TASK STATEMENT :: Will you give the material below again, every line exactly as it is?

EXERCISE MATERIAL ::

════════════════════

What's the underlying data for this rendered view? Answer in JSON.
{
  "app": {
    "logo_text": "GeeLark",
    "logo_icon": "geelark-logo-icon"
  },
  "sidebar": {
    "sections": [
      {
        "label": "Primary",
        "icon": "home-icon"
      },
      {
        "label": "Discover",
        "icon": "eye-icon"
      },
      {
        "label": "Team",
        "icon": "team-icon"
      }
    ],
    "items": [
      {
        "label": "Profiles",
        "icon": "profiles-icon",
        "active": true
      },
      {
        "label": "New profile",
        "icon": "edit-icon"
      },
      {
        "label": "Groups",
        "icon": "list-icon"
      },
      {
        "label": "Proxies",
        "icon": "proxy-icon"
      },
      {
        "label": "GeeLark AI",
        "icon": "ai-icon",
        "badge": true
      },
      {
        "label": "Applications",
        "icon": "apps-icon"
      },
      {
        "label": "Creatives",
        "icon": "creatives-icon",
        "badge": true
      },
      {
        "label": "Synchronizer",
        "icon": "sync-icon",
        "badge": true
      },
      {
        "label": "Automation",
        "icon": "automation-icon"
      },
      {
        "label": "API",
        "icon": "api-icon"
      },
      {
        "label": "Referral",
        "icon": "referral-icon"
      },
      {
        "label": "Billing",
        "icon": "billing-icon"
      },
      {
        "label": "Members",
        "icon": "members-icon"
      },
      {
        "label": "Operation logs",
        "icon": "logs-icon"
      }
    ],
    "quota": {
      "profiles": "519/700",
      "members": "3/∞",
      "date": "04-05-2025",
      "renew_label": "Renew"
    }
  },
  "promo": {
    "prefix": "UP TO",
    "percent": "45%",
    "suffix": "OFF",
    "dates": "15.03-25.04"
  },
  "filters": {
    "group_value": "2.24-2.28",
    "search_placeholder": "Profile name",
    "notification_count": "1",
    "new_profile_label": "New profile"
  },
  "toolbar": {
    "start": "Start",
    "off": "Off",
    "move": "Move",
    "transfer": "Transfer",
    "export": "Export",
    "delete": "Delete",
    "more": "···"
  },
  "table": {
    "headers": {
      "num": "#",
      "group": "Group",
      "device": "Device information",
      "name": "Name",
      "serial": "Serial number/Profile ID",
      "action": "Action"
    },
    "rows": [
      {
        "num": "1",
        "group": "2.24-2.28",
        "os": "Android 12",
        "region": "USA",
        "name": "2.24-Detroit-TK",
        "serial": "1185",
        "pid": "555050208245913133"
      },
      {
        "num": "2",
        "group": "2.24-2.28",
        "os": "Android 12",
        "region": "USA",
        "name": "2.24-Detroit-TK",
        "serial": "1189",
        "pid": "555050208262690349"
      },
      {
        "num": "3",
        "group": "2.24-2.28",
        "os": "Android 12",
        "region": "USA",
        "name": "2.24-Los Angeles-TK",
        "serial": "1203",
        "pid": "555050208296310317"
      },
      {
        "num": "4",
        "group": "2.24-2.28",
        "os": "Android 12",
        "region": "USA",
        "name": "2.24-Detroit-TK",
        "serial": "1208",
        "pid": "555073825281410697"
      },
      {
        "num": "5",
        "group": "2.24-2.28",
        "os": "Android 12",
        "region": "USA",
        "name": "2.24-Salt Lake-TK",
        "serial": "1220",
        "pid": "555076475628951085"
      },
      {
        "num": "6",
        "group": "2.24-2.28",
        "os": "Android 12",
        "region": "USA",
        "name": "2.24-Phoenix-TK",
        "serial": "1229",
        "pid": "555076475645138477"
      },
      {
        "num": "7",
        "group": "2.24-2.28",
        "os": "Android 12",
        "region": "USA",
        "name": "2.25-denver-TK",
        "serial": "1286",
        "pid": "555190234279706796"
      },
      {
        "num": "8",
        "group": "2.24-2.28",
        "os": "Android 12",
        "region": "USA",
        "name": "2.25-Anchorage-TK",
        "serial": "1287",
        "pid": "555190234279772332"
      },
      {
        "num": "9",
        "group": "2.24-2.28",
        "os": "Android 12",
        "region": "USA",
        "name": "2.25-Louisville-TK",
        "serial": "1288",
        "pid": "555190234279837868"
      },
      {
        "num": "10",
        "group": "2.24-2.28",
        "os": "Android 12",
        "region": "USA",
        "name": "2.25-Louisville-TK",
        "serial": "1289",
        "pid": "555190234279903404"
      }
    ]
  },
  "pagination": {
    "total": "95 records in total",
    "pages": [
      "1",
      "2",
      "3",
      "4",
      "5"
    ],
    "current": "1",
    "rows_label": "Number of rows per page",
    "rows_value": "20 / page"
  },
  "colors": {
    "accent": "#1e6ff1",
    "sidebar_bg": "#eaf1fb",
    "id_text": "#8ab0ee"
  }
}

════════════════════

ANSWER BELOW ::
What's the underlying data for this rendered view? Answer in JSON.
{
  "app": {
    "logo_text": "GeeLark",
    "logo_icon": "geelark-logo-icon"
  },
  "sidebar": {
    "sections": [
      {
        "label": "Primary",
        "icon": "home-icon"
      },
      {
        "label": "Discover",
        "icon": "eye-icon"
      },
      {
        "label": "Team",
        "icon": "team-icon"
      }
    ],
    "items": [
      {
        "label": "Profiles",
        "icon": "profiles-icon",
        "active": true
      },
      {
        "label": "New profile",
        "icon": "edit-icon"
      },
      {
        "label": "Groups",
        "icon": "list-icon"
      },
      {
        "label": "Proxies",
        "icon": "proxy-icon"
      },
      {
        "label": "GeeLark AI",
        "icon": "ai-icon",
        "badge": true
      },
      {
        "label": "Applications",
        "icon": "apps-icon"
      },
      {
        "label": "Creatives",
        "icon": "creatives-icon",
        "badge": true
      },
      {
        "label": "Synchronizer",
        "icon": "sync-icon",
        "badge": true
      },
      {
        "label": "Automation",
        "icon": "automation-icon"
      },
      {
        "label": "API",
        "icon": "api-icon"
      },
      {
        "label": "Referral",
        "icon": "referral-icon"
      },
      {
        "label": "Billing",
        "icon": "billing-icon"
      },
      {
        "label": "Members",
        "icon": "members-icon"
      },
      {
        "label": "Operation logs",
        "icon": "logs-icon"
      }
    ],
    "quota": {
      "profiles": "519/700",
      "members": "3/∞",
      "date": "04-05-2025",
      "renew_label": "Renew"
    }
  },
  "promo": {
    "prefix": "UP TO",
    "percent": "45%",
    "suffix": "OFF",
    "dates": "15.03-25.04"
  },
  "filters": {
    "group_value": "2.24-2.28",
    "search_placeholder": "Profile name",
    "notification_count": "1",
    "new_profile_label": "New profile"
  },
  "toolbar": {
    "start": "Start",
    "off": "Off",
    "move": "Move",
    "transfer": "Transfer",
    "export": "Export",
    "delete": "Delete",
    "more": "···"
  },
  "table": {
    "headers": {
      "num": "#",
      "group": "Group",
      "device": "Device information",
      "name": "Name",
      "serial": "Serial number/Profile ID",
      "action": "Action"
    },
    "rows": [
      {
        "num": "1",
        "group": "2.24-2.28",
        "os": "Android 12",
        "region": "USA",
        "name": "2.24-Detroit-TK",
        "serial": "1185",
        "pid": "555050208245913133"
      },
      {
        "num": "2",
        "group": "2.24-2.28",
        "os": "Android 12",
        "region": "USA",
        "name": "2.24-Detroit-TK",
        "serial": "1189",
        "pid": "555050208262690349"
      },
      {
        "num": "3",
        "group": "2.24-2.28",
        "os": "Android 12",
        "region": "USA",
        "name": "2.24-Los Angeles-TK",
        "serial": "1203",
        "pid": "555050208296310317"
      },
      {
        "num": "4",
        "group": "2.24-2.28",
        "os": "Android 12",
        "region": "USA",
        "name": "2.24-Detroit-TK",
        "serial": "1208",
        "pid": "555073825281410697"
      },
      {
        "num": "5",
        "group": "2.24-2.28",
        "os": "Android 12",
        "region": "USA",
        "name": "2.24-Salt Lake-TK",
        "serial": "1220",
        "pid": "555076475628951085"
      },
      {
        "num": "6",
        "group": "2.24-2.28",
        "os": "Android 12",
        "region": "USA",
        "name": "2.24-Phoenix-TK",
        "serial": "1229",
        "pid": "555076475645138477"
      },
      {
        "num": "7",
        "group": "2.24-2.28",
        "os": "Android 12",
        "region": "USA",
        "name": "2.25-denver-TK",
        "serial": "1286",
        "pid": "555190234279706796"
      },
      {
        "num": "8",
        "group": "2.24-2.28",
        "os": "Android 12",
        "region": "USA",
        "name": "2.25-Anchorage-TK",
        "serial": "1287",
        "pid": "555190234279772332"
      },
      {
        "num": "9",
        "group": "2.24-2.28",
        "os": "Android 12",
        "region": "USA",
        "name": "2.25-Louisville-TK",
        "serial": "1288",
        "pid": "555190234279837868"
      },
      {
        "num": "10",
        "group": "2.24-2.28",
        "os": "Android 12",
        "region": "USA",
        "name": "2.25-Louisville-TK",
        "serial": "1289",
        "pid": "555190234279903404"
      }
    ]
  },
  "pagination": {
    "total": "95 records in total",
    "pages": [
      "1",
      "2",
      "3",
      "4",
      "5"
    ],
    "current": "1",
    "rows_label": "Number of rows per page",
    "rows_value": "20 / page"
  },
  "colors": {
    "accent": "#1e6ff1",
    "sidebar_bg": "#eaf1fb",
    "id_text": "#8ab0ee"
  }
}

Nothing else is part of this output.